Extracted data entries
Start
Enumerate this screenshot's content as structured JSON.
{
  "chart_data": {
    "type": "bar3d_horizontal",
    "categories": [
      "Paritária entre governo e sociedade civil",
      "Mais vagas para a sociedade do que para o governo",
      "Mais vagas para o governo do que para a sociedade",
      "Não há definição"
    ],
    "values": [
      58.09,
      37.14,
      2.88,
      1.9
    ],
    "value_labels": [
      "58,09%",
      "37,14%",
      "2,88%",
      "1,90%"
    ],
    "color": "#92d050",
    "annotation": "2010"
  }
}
End
Pick out every line of the listing containing the word "governo", and show those lines.

      "Paritária entre governo e sociedade civil",
      "Mais vagas para a sociedade do que para o governo",
      "Mais vagas para o governo do que para a sociedade",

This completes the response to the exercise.